■ What is being asked ■
Search the listing for the string "Practice" and copy every line that contains it.

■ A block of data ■

-*-*-

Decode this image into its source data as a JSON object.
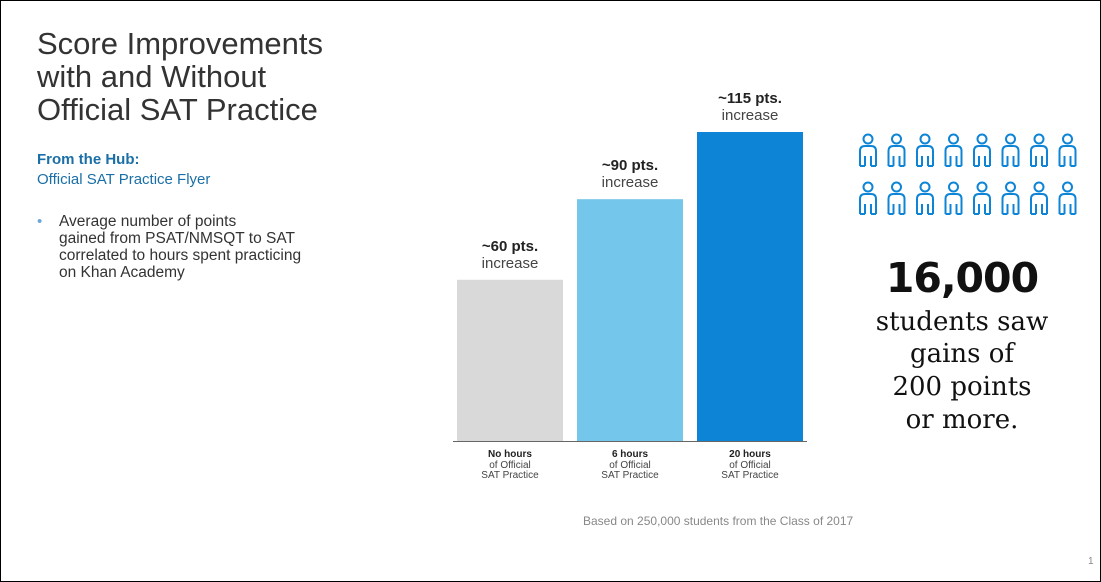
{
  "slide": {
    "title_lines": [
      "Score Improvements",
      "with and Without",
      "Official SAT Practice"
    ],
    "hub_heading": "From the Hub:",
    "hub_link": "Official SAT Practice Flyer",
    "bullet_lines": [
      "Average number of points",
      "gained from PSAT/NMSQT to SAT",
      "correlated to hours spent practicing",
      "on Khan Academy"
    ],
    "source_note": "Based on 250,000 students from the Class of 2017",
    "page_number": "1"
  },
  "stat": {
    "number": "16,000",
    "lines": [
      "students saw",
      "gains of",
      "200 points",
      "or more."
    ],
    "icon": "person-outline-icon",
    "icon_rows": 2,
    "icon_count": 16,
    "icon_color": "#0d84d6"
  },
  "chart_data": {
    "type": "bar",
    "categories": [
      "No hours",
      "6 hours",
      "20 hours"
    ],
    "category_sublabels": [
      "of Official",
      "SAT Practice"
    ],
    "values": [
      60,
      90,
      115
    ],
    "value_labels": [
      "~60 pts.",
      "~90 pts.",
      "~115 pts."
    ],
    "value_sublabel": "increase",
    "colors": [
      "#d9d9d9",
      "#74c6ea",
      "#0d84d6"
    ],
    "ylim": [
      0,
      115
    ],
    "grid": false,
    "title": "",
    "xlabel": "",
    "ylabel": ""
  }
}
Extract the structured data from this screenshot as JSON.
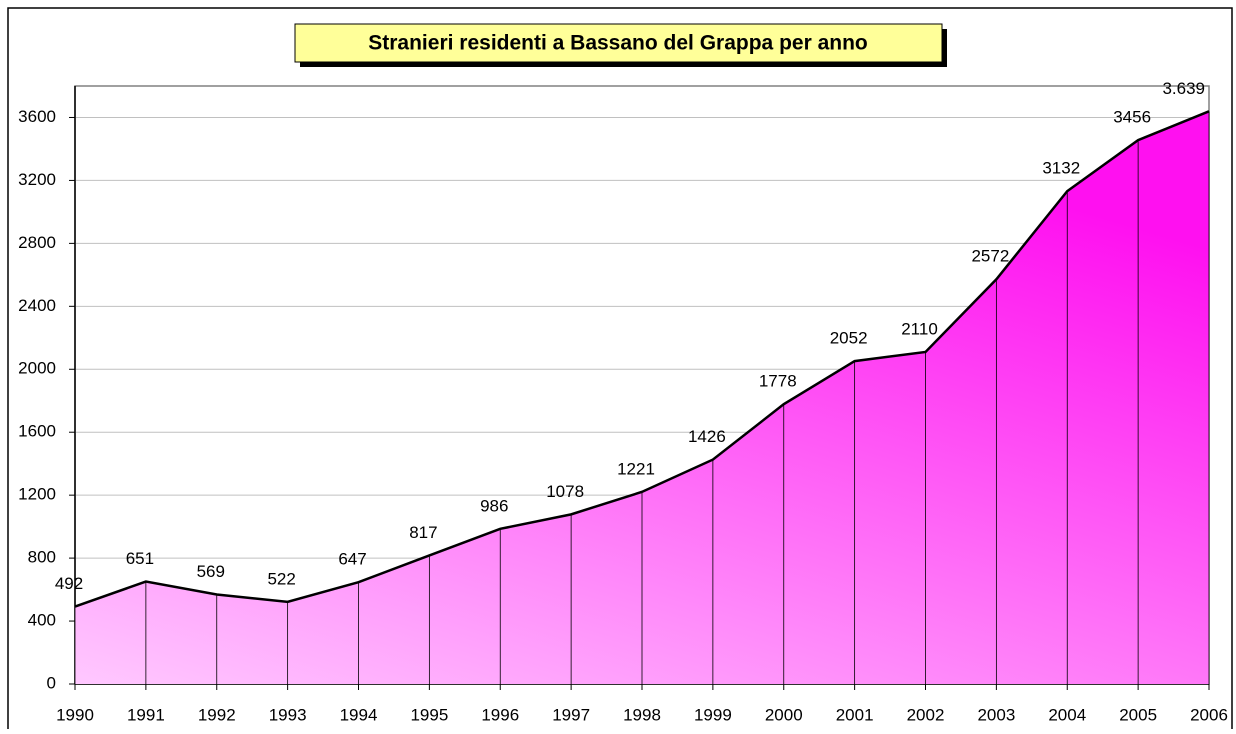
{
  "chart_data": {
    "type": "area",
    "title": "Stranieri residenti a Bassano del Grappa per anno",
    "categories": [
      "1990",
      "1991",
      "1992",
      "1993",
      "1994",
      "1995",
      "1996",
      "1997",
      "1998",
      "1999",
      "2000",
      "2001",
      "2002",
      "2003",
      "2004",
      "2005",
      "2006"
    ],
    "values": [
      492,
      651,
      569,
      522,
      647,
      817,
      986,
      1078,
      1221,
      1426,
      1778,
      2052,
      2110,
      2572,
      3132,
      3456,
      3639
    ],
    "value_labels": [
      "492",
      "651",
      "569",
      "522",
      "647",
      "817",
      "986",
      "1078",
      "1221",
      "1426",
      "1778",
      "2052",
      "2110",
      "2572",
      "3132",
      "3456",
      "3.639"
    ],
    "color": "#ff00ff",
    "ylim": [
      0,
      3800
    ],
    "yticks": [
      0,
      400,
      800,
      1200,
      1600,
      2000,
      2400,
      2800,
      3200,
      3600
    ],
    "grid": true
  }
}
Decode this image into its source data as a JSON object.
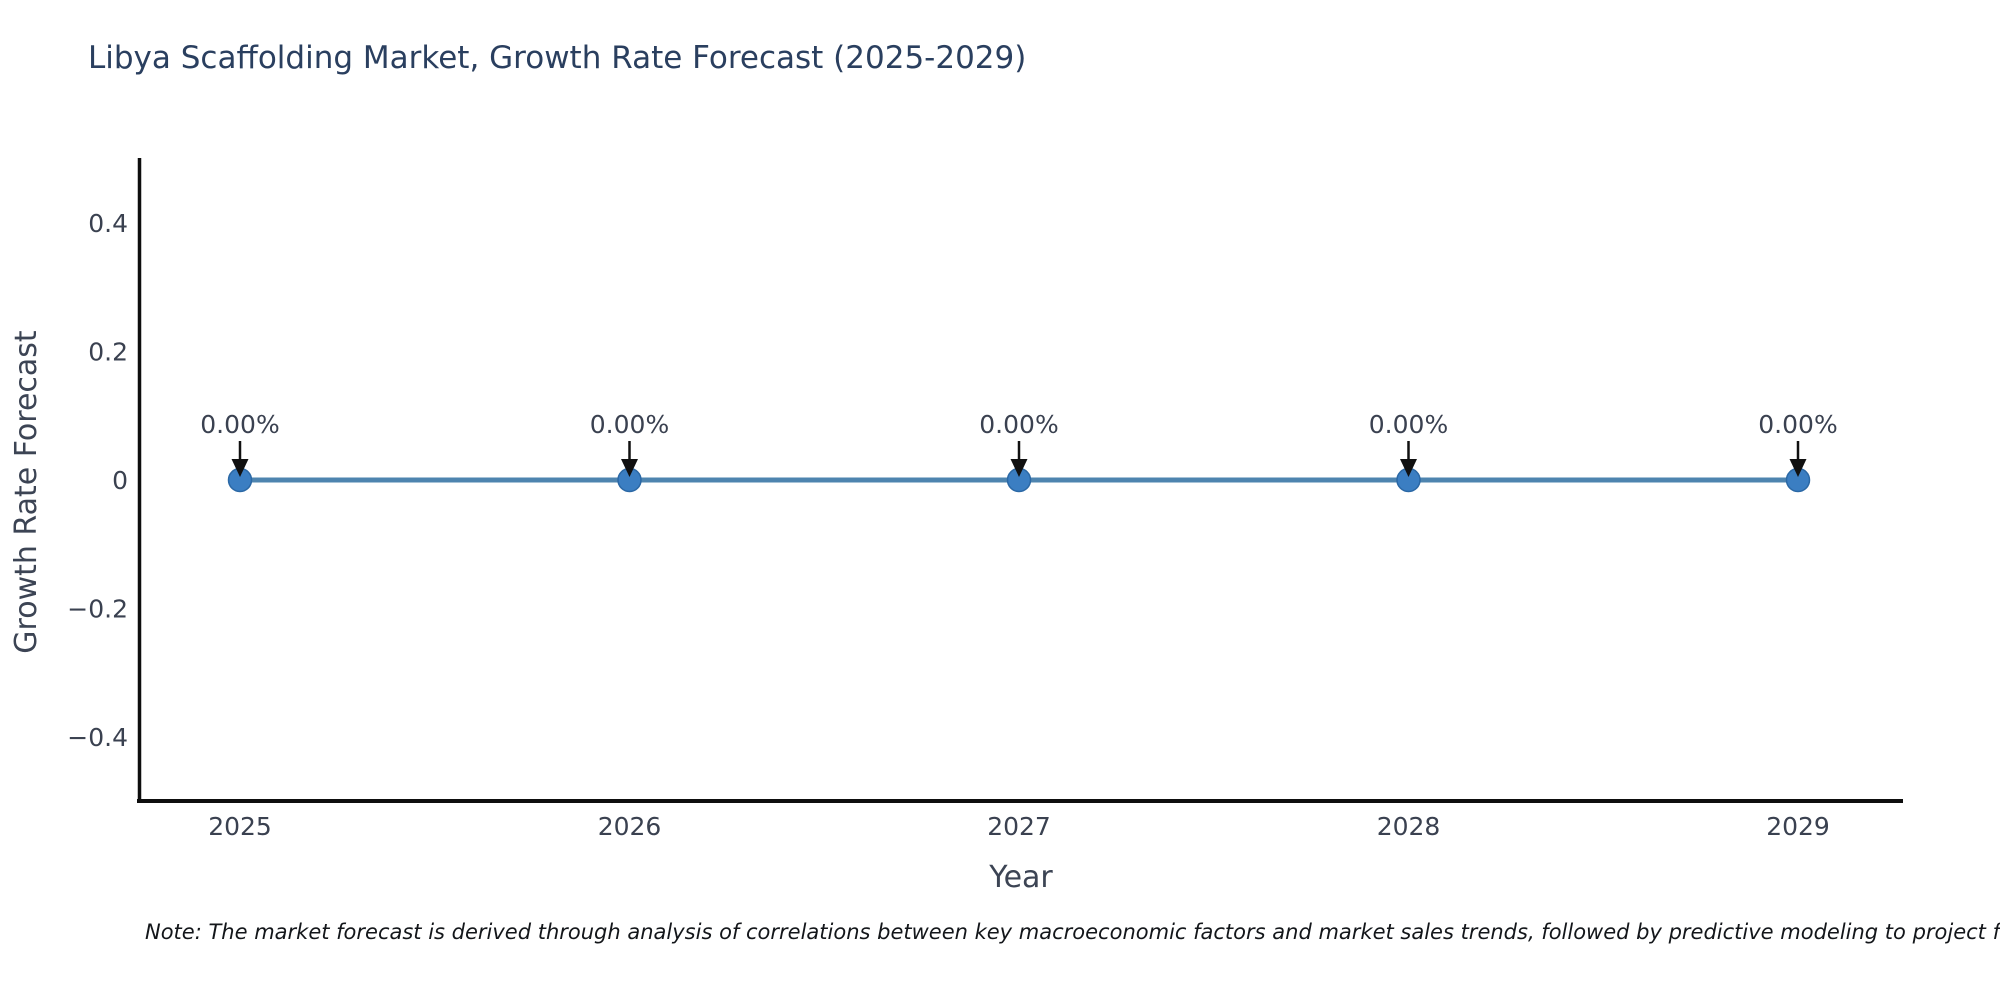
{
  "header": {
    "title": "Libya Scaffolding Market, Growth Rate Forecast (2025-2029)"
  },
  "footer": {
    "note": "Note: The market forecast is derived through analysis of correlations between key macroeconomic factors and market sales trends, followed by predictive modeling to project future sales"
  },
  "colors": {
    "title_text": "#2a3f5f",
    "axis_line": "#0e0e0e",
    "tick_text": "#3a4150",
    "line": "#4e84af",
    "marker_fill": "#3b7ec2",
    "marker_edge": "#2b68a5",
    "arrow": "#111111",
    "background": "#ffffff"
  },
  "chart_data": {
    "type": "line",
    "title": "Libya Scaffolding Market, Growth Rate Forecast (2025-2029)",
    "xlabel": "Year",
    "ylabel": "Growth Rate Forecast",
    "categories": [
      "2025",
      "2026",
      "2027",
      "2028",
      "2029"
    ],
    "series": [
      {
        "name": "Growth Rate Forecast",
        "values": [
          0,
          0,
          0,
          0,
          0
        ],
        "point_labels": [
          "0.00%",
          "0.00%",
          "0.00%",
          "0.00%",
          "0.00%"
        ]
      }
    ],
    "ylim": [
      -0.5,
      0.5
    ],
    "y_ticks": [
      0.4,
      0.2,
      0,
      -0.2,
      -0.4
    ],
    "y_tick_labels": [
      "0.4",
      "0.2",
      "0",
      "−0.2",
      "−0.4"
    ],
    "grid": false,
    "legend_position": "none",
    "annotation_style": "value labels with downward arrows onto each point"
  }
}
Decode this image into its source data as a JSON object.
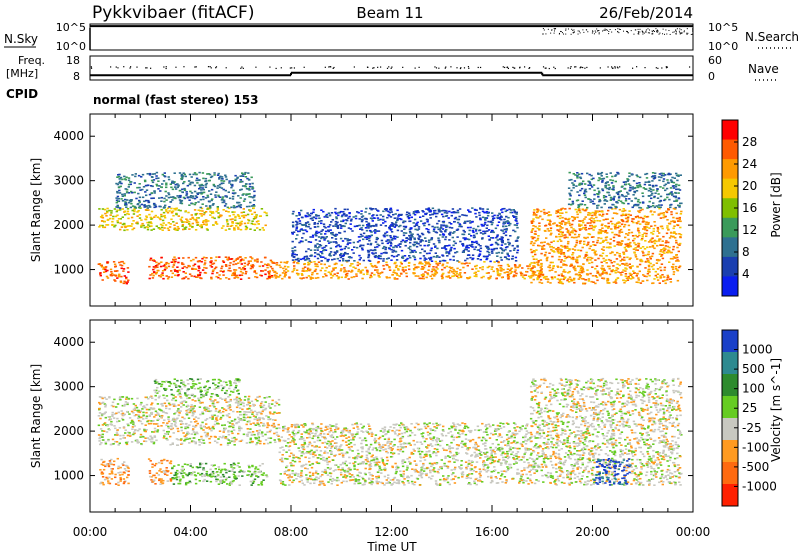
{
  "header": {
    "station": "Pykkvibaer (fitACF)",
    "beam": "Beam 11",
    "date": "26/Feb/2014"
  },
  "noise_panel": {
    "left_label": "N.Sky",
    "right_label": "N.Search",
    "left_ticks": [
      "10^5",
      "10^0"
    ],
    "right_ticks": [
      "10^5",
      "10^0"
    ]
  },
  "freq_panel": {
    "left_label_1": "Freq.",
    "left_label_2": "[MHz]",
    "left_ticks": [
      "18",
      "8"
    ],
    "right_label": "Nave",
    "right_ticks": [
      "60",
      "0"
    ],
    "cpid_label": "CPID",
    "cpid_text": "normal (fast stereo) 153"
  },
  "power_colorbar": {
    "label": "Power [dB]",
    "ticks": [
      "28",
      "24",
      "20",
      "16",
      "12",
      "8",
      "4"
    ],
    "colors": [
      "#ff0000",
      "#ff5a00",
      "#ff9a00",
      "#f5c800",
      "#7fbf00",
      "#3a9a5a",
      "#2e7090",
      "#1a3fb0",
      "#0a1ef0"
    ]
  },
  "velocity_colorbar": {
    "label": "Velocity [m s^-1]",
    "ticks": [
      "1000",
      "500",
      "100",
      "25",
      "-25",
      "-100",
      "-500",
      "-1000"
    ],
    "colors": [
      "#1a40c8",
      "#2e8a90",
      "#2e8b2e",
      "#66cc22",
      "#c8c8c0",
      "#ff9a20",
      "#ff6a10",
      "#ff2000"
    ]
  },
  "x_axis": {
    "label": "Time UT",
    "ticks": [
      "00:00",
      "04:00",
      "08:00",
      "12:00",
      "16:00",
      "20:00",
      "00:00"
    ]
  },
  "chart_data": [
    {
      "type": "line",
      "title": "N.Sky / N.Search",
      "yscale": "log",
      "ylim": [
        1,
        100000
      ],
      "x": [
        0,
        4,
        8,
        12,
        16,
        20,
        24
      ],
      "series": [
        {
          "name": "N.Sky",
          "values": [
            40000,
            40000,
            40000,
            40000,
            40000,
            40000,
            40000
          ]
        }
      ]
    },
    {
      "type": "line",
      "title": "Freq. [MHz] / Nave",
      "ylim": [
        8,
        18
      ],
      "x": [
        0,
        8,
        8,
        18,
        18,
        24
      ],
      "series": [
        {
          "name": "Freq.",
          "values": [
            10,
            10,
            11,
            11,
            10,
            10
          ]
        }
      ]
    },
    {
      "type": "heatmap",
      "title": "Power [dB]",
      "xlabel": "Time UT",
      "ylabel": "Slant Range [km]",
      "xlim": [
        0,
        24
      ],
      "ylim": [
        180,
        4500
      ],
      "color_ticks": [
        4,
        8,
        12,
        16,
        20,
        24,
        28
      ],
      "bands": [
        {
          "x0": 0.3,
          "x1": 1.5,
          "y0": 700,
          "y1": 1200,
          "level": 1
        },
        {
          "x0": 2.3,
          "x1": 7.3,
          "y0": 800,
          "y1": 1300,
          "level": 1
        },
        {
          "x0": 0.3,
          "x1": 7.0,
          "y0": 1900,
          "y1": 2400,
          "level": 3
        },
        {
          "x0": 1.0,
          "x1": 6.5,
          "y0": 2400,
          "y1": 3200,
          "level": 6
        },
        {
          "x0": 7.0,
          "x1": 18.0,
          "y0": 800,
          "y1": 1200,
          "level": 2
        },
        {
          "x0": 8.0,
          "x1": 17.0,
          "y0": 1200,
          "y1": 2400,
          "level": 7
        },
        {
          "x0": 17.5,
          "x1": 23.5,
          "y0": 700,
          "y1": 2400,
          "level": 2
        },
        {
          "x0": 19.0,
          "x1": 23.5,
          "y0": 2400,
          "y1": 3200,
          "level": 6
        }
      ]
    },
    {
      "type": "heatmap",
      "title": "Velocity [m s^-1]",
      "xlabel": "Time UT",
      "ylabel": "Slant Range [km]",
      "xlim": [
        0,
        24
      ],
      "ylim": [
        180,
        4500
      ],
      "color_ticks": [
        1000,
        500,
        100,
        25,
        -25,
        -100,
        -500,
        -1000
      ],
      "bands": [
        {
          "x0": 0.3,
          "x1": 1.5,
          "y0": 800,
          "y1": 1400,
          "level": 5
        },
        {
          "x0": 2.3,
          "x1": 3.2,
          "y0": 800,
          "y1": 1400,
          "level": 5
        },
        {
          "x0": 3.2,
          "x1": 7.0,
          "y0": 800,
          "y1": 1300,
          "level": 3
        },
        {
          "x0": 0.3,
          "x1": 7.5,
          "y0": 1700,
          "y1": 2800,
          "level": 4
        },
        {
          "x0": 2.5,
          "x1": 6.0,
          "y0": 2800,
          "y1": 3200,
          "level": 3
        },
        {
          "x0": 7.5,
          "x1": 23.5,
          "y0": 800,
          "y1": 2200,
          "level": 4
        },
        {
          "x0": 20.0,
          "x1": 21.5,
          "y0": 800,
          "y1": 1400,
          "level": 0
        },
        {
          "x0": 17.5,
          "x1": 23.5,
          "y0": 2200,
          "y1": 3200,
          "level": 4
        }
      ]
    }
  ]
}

-*-*-

■ Full solution ■
      "Official SAT Practice"
    "hub_link": "Official SAT Practice Flyer",
      "SAT Practice"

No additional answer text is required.